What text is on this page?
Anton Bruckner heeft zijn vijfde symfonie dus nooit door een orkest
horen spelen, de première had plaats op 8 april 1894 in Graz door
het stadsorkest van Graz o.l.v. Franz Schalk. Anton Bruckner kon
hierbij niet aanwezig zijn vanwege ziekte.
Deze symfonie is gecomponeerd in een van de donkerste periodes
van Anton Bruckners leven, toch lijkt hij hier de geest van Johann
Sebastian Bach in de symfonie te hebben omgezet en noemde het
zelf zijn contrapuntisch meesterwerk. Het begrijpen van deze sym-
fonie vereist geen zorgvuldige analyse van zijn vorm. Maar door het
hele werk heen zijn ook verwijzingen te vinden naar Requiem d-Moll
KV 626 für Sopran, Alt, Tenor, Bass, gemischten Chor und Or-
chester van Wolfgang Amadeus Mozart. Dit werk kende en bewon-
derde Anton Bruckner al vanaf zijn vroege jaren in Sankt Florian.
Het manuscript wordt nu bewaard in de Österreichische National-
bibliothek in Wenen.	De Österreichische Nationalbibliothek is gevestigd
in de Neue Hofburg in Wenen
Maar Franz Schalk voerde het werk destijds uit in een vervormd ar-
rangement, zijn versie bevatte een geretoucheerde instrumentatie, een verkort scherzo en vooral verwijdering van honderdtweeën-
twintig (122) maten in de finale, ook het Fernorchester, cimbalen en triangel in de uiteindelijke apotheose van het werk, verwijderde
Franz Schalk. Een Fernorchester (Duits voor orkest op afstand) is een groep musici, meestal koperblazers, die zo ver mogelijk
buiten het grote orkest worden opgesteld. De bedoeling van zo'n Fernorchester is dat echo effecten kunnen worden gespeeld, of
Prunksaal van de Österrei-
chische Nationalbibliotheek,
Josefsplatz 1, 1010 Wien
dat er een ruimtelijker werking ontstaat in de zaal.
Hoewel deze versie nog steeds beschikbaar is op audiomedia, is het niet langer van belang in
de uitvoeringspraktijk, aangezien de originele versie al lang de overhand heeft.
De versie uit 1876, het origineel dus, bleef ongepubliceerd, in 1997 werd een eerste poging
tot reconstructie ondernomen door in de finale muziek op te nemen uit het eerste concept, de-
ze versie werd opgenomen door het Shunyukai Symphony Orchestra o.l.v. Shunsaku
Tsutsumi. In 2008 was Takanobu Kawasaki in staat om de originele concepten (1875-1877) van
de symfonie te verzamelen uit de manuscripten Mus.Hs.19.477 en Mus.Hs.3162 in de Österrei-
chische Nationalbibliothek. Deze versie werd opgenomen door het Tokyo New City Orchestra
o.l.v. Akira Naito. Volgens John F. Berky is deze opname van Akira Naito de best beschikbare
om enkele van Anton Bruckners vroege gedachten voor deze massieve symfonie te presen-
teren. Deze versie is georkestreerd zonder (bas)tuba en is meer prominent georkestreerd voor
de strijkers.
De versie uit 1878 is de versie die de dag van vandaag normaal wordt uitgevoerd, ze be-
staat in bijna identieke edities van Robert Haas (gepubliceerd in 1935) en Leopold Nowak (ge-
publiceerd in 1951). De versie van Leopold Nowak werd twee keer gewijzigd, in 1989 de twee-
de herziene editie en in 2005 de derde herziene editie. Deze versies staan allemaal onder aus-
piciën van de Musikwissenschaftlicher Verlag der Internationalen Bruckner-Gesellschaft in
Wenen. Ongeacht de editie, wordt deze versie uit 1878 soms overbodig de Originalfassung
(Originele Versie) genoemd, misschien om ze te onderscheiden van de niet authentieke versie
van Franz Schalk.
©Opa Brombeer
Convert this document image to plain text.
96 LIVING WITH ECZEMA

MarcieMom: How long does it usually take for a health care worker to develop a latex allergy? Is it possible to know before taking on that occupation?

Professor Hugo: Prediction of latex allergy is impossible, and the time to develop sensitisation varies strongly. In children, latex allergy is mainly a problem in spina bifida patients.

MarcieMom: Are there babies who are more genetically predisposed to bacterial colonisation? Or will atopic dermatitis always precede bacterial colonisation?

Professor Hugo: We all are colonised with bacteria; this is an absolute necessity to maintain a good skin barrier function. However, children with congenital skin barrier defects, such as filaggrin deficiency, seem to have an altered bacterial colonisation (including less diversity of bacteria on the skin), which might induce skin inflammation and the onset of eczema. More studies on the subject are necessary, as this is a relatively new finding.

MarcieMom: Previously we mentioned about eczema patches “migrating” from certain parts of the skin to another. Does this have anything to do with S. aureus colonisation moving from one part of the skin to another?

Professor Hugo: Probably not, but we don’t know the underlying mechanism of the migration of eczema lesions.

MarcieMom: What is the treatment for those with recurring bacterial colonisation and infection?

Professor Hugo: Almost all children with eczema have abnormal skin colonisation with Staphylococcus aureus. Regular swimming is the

(Task prompt)
Every line that contains the string "skin" should be returned from the data.

(Solved problem)
Professor Hugo: We all are colonised with bacteria; this is an absolute necessity to maintain a good skin barrier function. However, children with congenital skin barrier defects, such as filaggrin deficiency, seem to have an altered bacterial colonisation (including less diversity of bacteria on the skin), which might induce skin inflammation and the onset of eczema. More studies on the subject are necessary, as this is a relatively new finding.
MarcieMom: Previously we mentioned about eczema patches “migrating” from certain parts of the skin to another. Does this have anything to do with S. aureus colonisation moving from one part of the skin to another?
Professor Hugo: Almost all children with eczema have abnormal skin colonisation with Staphylococcus aureus. Regular swimming is the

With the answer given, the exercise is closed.